▼

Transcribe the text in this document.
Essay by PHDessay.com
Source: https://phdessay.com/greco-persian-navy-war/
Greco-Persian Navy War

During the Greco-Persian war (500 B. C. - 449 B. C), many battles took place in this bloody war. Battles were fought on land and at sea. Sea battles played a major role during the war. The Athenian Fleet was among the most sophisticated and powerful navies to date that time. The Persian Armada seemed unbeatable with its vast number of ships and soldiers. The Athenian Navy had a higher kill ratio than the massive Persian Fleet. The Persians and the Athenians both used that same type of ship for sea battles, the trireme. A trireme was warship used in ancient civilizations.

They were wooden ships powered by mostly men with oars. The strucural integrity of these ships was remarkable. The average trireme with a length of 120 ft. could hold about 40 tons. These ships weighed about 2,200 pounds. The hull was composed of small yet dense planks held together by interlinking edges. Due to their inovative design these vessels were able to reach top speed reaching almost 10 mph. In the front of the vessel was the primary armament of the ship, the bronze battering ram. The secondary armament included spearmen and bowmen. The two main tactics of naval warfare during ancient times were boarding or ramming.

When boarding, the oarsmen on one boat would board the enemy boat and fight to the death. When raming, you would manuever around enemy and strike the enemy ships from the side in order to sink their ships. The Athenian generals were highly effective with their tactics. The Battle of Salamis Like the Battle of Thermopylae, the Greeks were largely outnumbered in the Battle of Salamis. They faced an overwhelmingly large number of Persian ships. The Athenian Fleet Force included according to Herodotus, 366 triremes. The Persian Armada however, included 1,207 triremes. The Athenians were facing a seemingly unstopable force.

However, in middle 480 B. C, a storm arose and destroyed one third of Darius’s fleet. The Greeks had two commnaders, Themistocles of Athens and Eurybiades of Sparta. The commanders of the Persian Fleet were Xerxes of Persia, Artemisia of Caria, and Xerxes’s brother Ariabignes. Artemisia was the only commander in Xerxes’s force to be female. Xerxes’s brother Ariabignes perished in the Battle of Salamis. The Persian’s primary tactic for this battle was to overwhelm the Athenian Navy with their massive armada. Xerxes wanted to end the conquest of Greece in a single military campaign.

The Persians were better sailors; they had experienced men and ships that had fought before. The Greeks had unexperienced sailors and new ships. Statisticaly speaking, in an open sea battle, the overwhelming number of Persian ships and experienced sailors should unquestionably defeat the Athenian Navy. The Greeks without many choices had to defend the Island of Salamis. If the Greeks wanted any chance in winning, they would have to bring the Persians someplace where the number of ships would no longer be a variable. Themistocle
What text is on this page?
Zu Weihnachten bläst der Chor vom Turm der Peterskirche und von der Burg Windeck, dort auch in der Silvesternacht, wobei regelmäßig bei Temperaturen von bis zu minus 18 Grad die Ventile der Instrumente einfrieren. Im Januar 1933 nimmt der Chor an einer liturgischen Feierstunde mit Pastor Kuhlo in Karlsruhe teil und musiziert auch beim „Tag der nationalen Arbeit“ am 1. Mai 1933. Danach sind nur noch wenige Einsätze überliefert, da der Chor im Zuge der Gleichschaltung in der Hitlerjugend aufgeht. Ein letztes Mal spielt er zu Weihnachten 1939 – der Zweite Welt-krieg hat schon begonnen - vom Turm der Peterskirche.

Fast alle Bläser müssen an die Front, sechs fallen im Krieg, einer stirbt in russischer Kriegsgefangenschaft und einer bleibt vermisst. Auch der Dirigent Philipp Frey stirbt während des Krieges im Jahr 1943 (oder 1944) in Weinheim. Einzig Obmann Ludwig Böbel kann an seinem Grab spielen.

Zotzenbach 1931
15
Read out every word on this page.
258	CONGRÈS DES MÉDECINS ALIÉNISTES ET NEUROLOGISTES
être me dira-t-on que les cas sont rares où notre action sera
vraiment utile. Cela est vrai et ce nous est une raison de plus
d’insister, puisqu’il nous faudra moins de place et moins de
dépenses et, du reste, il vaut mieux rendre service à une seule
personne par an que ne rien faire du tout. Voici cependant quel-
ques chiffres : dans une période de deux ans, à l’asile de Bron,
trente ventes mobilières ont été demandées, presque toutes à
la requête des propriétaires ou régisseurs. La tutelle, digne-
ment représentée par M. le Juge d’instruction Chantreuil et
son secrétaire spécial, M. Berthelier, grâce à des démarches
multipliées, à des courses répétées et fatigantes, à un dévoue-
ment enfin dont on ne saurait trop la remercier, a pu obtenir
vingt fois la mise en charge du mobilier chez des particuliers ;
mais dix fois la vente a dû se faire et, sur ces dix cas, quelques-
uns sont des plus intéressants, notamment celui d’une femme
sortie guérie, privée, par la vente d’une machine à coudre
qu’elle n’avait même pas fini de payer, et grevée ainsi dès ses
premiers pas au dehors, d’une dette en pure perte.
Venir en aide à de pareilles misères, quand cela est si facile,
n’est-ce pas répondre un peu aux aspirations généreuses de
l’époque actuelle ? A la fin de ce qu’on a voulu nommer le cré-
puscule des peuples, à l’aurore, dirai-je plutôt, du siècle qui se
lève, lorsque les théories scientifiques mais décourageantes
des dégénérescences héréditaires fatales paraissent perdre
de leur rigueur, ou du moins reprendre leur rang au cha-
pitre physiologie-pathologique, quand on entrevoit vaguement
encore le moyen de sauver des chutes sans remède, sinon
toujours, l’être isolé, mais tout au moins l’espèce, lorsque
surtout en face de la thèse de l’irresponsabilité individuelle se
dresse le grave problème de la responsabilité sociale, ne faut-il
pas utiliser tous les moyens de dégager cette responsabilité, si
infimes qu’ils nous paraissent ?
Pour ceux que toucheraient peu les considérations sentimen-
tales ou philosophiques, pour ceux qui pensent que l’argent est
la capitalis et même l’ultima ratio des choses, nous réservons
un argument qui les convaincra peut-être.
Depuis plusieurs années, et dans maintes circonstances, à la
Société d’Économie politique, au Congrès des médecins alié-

▲

THE PROBLEM: Your task is to retype all of the records exactly.

EXERCISE ANSWER:
Transcribe the text in this document.
Essay by PHDessay.com
Source: https://phdessay.com/greco-persian-navy-war/
Greco-Persian Navy War

During the Greco-Persian war (500 B. C. - 449 B. C), many battles took place in this bloody war. Battles were fought on land and at sea. Sea battles played a major role during the war. The Athenian Fleet was among the most sophisticated and powerful navies to date that time. The Persian Armada seemed unbeatable with its vast number of ships and soldiers. The Athenian Navy had a higher kill ratio than the massive Persian Fleet. The Persians and the Athenians both used that same type of ship for sea battles, the trireme. A trireme was warship used in ancient civilizations.

They were wooden ships powered by mostly men with oars. The strucural integrity of these ships was remarkable. The average trireme with a length of 120 ft. could hold about 40 tons. These ships weighed about 2,200 pounds. The hull was composed of small yet dense planks held together by interlinking edges. Due to their inovative design these vessels were able to reach top speed reaching almost 10 mph. In the front of the vessel was the primary armament of the ship, the bronze battering ram. The secondary armament included spearmen and bowmen. The two main tactics of naval warfare during ancient times were boarding or ramming.

When boarding, the oarsmen on one boat would board the enemy boat and fight to the death. When raming, you would manuever around enemy and strike the enemy ships from the side in order to sink their ships. The Athenian generals were highly effective with their tactics. The Battle of Salamis Like the Battle of Thermopylae, the Greeks were largely outnumbered in the Battle of Salamis. They faced an overwhelmingly large number of Persian ships. The Athenian Fleet Force included according to Herodotus, 366 triremes. The Persian Armada however, included 1,207 triremes. The Athenians were facing a seemingly unstopable force.

However, in middle 480 B. C, a storm arose and destroyed one third of Darius’s fleet. The Greeks had two commnaders, Themistocles of Athens and Eurybiades of Sparta. The commanders of the Persian Fleet were Xerxes of Persia, Artemisia of Caria, and Xerxes’s brother Ariabignes. Artemisia was the only commander in Xerxes’s force to be female. Xerxes’s brother Ariabignes perished in the Battle of Salamis. The Persian’s primary tactic for this battle was to overwhelm the Athenian Navy with their massive armada. Xerxes wanted to end the conquest of Greece in a single military campaign.

The Persians were better sailors; they had experienced men and ships that had fought before. The Greeks had unexperienced sailors and new ships. Statisticaly speaking, in an open sea battle, the overwhelming number of Persian ships and experienced sailors should unquestionably defeat the Athenian Navy. The Greeks without many choices had to defend the Island of Salamis. If the Greeks wanted any chance in winning, they would have to bring the Persians someplace where the number of ships would no longer be a variable. Themistocle
What text is on this page?
Zu Weihnachten bläst der Chor vom Turm der Peterskirche und von der Burg Windeck, dort auch in der Silvesternacht, wobei regelmäßig bei Temperaturen von bis zu minus 18 Grad die Ventile der Instrumente einfrieren. Im Januar 1933 nimmt der Chor an einer liturgischen Feierstunde mit Pastor Kuhlo in Karlsruhe teil und musiziert auch beim „Tag der nationalen Arbeit“ am 1. Mai 1933. Danach sind nur noch wenige Einsätze überliefert, da der Chor im Zuge der Gleichschaltung in der Hitlerjugend aufgeht. Ein letztes Mal spielt er zu Weihnachten 1939 – der Zweite Welt-krieg hat schon begonnen - vom Turm der Peterskirche.

Fast alle Bläser müssen an die Front, sechs fallen im Krieg, einer stirbt in russischer Kriegsgefangenschaft und einer bleibt vermisst. Auch der Dirigent Philipp Frey stirbt während des Krieges im Jahr 1943 (oder 1944) in Weinheim. Einzig Obmann Ludwig Böbel kann an seinem Grab spielen.

Zotzenbach 1931
15
Read out every word on this page.
258	CONGRÈS DES MÉDECINS ALIÉNISTES ET NEUROLOGISTES
être me dira-t-on que les cas sont rares où notre action sera
vraiment utile. Cela est vrai et ce nous est une raison de plus
d’insister, puisqu’il nous faudra moins de place et moins de
dépenses et, du reste, il vaut mieux rendre service à une seule
personne par an que ne rien faire du tout. Voici cependant quel-
ques chiffres : dans une période de deux ans, à l’asile de Bron,
trente ventes mobilières ont été demandées, presque toutes à
la requête des propriétaires ou régisseurs. La tutelle, digne-
ment représentée par M. le Juge d’instruction Chantreuil et
son secrétaire spécial, M. Berthelier, grâce à des démarches
multipliées, à des courses répétées et fatigantes, à un dévoue-
ment enfin dont on ne saurait trop la remercier, a pu obtenir
vingt fois la mise en charge du mobilier chez des particuliers ;
mais dix fois la vente a dû se faire et, sur ces dix cas, quelques-
uns sont des plus intéressants, notamment celui d’une femme
sortie guérie, privée, par la vente d’une machine à coudre
qu’elle n’avait même pas fini de payer, et grevée ainsi dès ses
premiers pas au dehors, d’une dette en pure perte.
Venir en aide à de pareilles misères, quand cela est si facile,
n’est-ce pas répondre un peu aux aspirations généreuses de
l’époque actuelle ? A la fin de ce qu’on a voulu nommer le cré-
puscule des peuples, à l’aurore, dirai-je plutôt, du siècle qui se
lève, lorsque les théories scientifiques mais décourageantes
des dégénérescences héréditaires fatales paraissent perdre
de leur rigueur, ou du moins reprendre leur rang au cha-
pitre physiologie-pathologique, quand on entrevoit vaguement
encore le moyen de sauver des chutes sans remède, sinon
toujours, l’être isolé, mais tout au moins l’espèce, lorsque
surtout en face de la thèse de l’irresponsabilité individuelle se
dresse le grave problème de la responsabilité sociale, ne faut-il
pas utiliser tous les moyens de dégager cette responsabilité, si
infimes qu’ils nous paraissent ?
Pour ceux que toucheraient peu les considérations sentimen-
tales ou philosophiques, pour ceux qui pensent que l’argent est
la capitalis et même l’ultima ratio des choses, nous réservons
un argument qui les convaincra peut-être.
Depuis plusieurs années, et dans maintes circonstances, à la
Société d’Économie politique, au Congrès des médecins alié-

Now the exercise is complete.